Input for this task:
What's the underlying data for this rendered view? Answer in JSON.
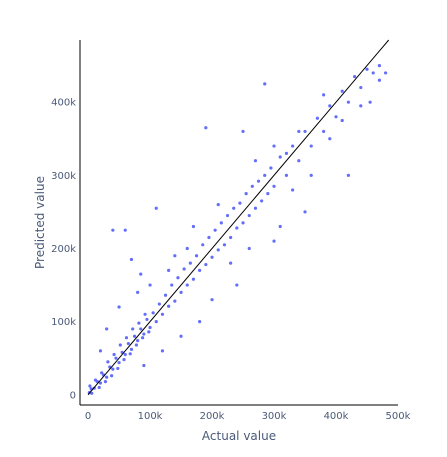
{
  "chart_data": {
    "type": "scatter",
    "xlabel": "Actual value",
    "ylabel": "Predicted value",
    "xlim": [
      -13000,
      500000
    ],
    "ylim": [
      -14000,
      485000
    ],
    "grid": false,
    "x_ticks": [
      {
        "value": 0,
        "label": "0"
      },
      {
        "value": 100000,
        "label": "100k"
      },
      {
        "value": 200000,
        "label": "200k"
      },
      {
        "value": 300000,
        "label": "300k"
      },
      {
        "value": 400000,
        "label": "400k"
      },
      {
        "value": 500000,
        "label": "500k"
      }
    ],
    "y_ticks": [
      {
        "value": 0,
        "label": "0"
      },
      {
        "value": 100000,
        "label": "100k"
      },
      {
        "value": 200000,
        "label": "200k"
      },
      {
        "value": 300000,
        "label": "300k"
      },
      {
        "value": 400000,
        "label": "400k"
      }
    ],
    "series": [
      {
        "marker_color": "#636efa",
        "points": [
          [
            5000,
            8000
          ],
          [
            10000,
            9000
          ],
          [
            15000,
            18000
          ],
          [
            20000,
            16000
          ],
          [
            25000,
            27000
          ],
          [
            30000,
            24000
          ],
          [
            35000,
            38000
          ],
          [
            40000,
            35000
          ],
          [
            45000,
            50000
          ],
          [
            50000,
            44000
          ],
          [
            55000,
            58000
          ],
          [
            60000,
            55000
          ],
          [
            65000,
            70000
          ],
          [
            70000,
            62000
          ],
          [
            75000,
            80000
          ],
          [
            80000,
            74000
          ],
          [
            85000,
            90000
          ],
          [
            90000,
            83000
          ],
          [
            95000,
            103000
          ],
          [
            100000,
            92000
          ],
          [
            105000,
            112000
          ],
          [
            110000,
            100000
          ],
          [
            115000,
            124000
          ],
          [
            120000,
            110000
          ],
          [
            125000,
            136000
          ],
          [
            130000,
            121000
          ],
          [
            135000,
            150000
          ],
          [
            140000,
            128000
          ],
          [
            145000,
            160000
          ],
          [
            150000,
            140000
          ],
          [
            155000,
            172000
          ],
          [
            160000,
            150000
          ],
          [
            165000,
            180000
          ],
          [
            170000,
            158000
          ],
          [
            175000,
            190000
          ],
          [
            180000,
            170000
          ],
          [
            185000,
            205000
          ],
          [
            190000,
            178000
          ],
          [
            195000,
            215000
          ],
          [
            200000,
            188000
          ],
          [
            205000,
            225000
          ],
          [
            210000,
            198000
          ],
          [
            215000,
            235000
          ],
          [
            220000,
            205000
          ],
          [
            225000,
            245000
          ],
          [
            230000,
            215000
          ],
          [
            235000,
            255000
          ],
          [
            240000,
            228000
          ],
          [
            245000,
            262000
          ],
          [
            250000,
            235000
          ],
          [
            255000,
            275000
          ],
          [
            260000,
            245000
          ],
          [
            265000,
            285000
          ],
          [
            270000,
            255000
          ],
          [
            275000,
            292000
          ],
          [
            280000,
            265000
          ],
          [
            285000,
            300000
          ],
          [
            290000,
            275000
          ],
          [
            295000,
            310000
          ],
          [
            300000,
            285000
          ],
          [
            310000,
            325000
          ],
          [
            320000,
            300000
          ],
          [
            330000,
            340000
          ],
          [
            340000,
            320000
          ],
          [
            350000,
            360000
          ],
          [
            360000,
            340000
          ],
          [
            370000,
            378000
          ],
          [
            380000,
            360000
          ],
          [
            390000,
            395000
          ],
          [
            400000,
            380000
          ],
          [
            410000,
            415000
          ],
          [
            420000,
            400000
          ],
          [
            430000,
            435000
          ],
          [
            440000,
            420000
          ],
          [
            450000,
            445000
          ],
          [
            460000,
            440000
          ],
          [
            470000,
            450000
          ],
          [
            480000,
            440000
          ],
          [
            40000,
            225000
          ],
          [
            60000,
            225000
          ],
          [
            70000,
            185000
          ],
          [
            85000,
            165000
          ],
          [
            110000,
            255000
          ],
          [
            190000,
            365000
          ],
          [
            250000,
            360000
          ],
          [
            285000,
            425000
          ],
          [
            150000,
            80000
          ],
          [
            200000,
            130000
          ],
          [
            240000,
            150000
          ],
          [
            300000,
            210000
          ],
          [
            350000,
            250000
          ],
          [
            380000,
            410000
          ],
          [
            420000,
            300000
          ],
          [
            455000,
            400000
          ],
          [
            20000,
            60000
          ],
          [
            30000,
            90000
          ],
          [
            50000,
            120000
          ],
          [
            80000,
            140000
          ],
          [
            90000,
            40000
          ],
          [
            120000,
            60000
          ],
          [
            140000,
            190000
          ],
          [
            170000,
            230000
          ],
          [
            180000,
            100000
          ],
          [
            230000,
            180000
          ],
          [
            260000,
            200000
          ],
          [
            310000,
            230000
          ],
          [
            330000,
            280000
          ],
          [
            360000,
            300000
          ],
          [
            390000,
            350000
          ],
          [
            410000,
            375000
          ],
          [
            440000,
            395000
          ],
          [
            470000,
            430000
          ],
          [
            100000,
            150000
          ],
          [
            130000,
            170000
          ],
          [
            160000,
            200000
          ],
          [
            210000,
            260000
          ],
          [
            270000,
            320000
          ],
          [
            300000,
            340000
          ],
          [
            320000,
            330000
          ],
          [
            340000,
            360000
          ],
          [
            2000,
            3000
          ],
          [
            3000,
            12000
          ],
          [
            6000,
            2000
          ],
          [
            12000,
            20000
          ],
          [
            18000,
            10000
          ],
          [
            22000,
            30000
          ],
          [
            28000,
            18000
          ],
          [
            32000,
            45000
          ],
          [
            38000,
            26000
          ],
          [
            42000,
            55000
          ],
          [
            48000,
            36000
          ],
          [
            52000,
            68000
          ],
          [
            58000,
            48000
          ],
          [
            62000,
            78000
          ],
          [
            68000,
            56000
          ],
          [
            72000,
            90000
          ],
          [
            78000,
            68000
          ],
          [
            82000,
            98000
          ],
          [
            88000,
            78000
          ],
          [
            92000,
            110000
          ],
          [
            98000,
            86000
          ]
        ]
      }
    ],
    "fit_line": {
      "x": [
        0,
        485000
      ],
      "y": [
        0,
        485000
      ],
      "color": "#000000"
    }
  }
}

Exercise task: In your copy, leave out the pictures and reproduce the material above exactly.

Response to this exercise:
What's the underlying data for this rendered view? Answer in JSON.
{
  "chart_data": {
    "type": "scatter",
    "xlabel": "Actual value",
    "ylabel": "Predicted value",
    "xlim": [
      -13000,
      500000
    ],
    "ylim": [
      -14000,
      485000
    ],
    "grid": false,
    "x_ticks": [
      {
        "value": 0,
        "label": "0"
      },
      {
        "value": 100000,
        "label": "100k"
      },
      {
        "value": 200000,
        "label": "200k"
      },
      {
        "value": 300000,
        "label": "300k"
      },
      {
        "value": 400000,
        "label": "400k"
      },
      {
        "value": 500000,
        "label": "500k"
      }
    ],
    "y_ticks": [
      {
        "value": 0,
        "label": "0"
      },
      {
        "value": 100000,
        "label": "100k"
      },
      {
        "value": 200000,
        "label": "200k"
      },
      {
        "value": 300000,
        "label": "300k"
      },
      {
        "value": 400000,
        "label": "400k"
      }
    ],
    "series": [
      {
        "marker_color": "#636efa",
        "points": [
          [
            5000,
            8000
          ],
          [
            10000,
            9000
          ],
          [
            15000,
            18000
          ],
          [
            20000,
            16000
          ],
          [
            25000,
            27000
          ],
          [
            30000,
            24000
          ],
          [
            35000,
            38000
          ],
          [
            40000,
            35000
          ],
          [
            45000,
            50000
          ],
          [
            50000,
            44000
          ],
          [
            55000,
            58000
          ],
          [
            60000,
            55000
          ],
          [
            65000,
            70000
          ],
          [
            70000,
            62000
          ],
          [
            75000,
            80000
          ],
          [
            80000,
            74000
          ],
          [
            85000,
            90000
          ],
          [
            90000,
            83000
          ],
          [
            95000,
            103000
          ],
          [
            100000,
            92000
          ],
          [
            105000,
            112000
          ],
          [
            110000,
            100000
          ],
          [
            115000,
            124000
          ],
          [
            120000,
            110000
          ],
          [
            125000,
            136000
          ],
          [
            130000,
            121000
          ],
          [
            135000,
            150000
          ],
          [
            140000,
            128000
          ],
          [
            145000,
            160000
          ],
          [
            150000,
            140000
          ],
          [
            155000,
            172000
          ],
          [
            160000,
            150000
          ],
          [
            165000,
            180000
          ],
          [
            170000,
            158000
          ],
          [
            175000,
            190000
          ],
          [
            180000,
            170000
          ],
          [
            185000,
            205000
          ],
          [
            190000,
            178000
          ],
          [
            195000,
            215000
          ],
          [
            200000,
            188000
          ],
          [
            205000,
            225000
          ],
          [
            210000,
            198000
          ],
          [
            215000,
            235000
          ],
          [
            220000,
            205000
          ],
          [
            225000,
            245000
          ],
          [
            230000,
            215000
          ],
          [
            235000,
            255000
          ],
          [
            240000,
            228000
          ],
          [
            245000,
            262000
          ],
          [
            250000,
            235000
          ],
          [
            255000,
            275000
          ],
          [
            260000,
            245000
          ],
          [
            265000,
            285000
          ],
          [
            270000,
            255000
          ],
          [
            275000,
            292000
          ],
          [
            280000,
            265000
          ],
          [
            285000,
            300000
          ],
          [
            290000,
            275000
          ],
          [
            295000,
            310000
          ],
          [
            300000,
            285000
          ],
          [
            310000,
            325000
          ],
          [
            320000,
            300000
          ],
          [
            330000,
            340000
          ],
          [
            340000,
            320000
          ],
          [
            350000,
            360000
          ],
          [
            360000,
            340000
          ],
          [
            370000,
            378000
          ],
          [
            380000,
            360000
          ],
          [
            390000,
            395000
          ],
          [
            400000,
            380000
          ],
          [
            410000,
            415000
          ],
          [
            420000,
            400000
          ],
          [
            430000,
            435000
          ],
          [
            440000,
            420000
          ],
          [
            450000,
            445000
          ],
          [
            460000,
            440000
          ],
          [
            470000,
            450000
          ],
          [
            480000,
            440000
          ],
          [
            40000,
            225000
          ],
          [
            60000,
            225000
          ],
          [
            70000,
            185000
          ],
          [
            85000,
            165000
          ],
          [
            110000,
            255000
          ],
          [
            190000,
            365000
          ],
          [
            250000,
            360000
          ],
          [
            285000,
            425000
          ],
          [
            150000,
            80000
          ],
          [
            200000,
            130000
          ],
          [
            240000,
            150000
          ],
          [
            300000,
            210000
          ],
          [
            350000,
            250000
          ],
          [
            380000,
            410000
          ],
          [
            420000,
            300000
          ],
          [
            455000,
            400000
          ],
          [
            20000,
            60000
          ],
          [
            30000,
            90000
          ],
          [
            50000,
            120000
          ],
          [
            80000,
            140000
          ],
          [
            90000,
            40000
          ],
          [
            120000,
            60000
          ],
          [
            140000,
            190000
          ],
          [
            170000,
            230000
          ],
          [
            180000,
            100000
          ],
          [
            230000,
            180000
          ],
          [
            260000,
            200000
          ],
          [
            310000,
            230000
          ],
          [
            330000,
            280000
          ],
          [
            360000,
            300000
          ],
          [
            390000,
            350000
          ],
          [
            410000,
            375000
          ],
          [
            440000,
            395000
          ],
          [
            470000,
            430000
          ],
          [
            100000,
            150000
          ],
          [
            130000,
            170000
          ],
          [
            160000,
            200000
          ],
          [
            210000,
            260000
          ],
          [
            270000,
            320000
          ],
          [
            300000,
            340000
          ],
          [
            320000,
            330000
          ],
          [
            340000,
            360000
          ],
          [
            2000,
            3000
          ],
          [
            3000,
            12000
          ],
          [
            6000,
            2000
          ],
          [
            12000,
            20000
          ],
          [
            18000,
            10000
          ],
          [
            22000,
            30000
          ],
          [
            28000,
            18000
          ],
          [
            32000,
            45000
          ],
          [
            38000,
            26000
          ],
          [
            42000,
            55000
          ],
          [
            48000,
            36000
          ],
          [
            52000,
            68000
          ],
          [
            58000,
            48000
          ],
          [
            62000,
            78000
          ],
          [
            68000,
            56000
          ],
          [
            72000,
            90000
          ],
          [
            78000,
            68000
          ],
          [
            82000,
            98000
          ],
          [
            88000,
            78000
          ],
          [
            92000,
            110000
          ],
          [
            98000,
            86000
          ]
        ]
      }
    ],
    "fit_line": {
      "x": [
        0,
        485000
      ],
      "y": [
        0,
        485000
      ],
      "color": "#000000"
    }
  }
}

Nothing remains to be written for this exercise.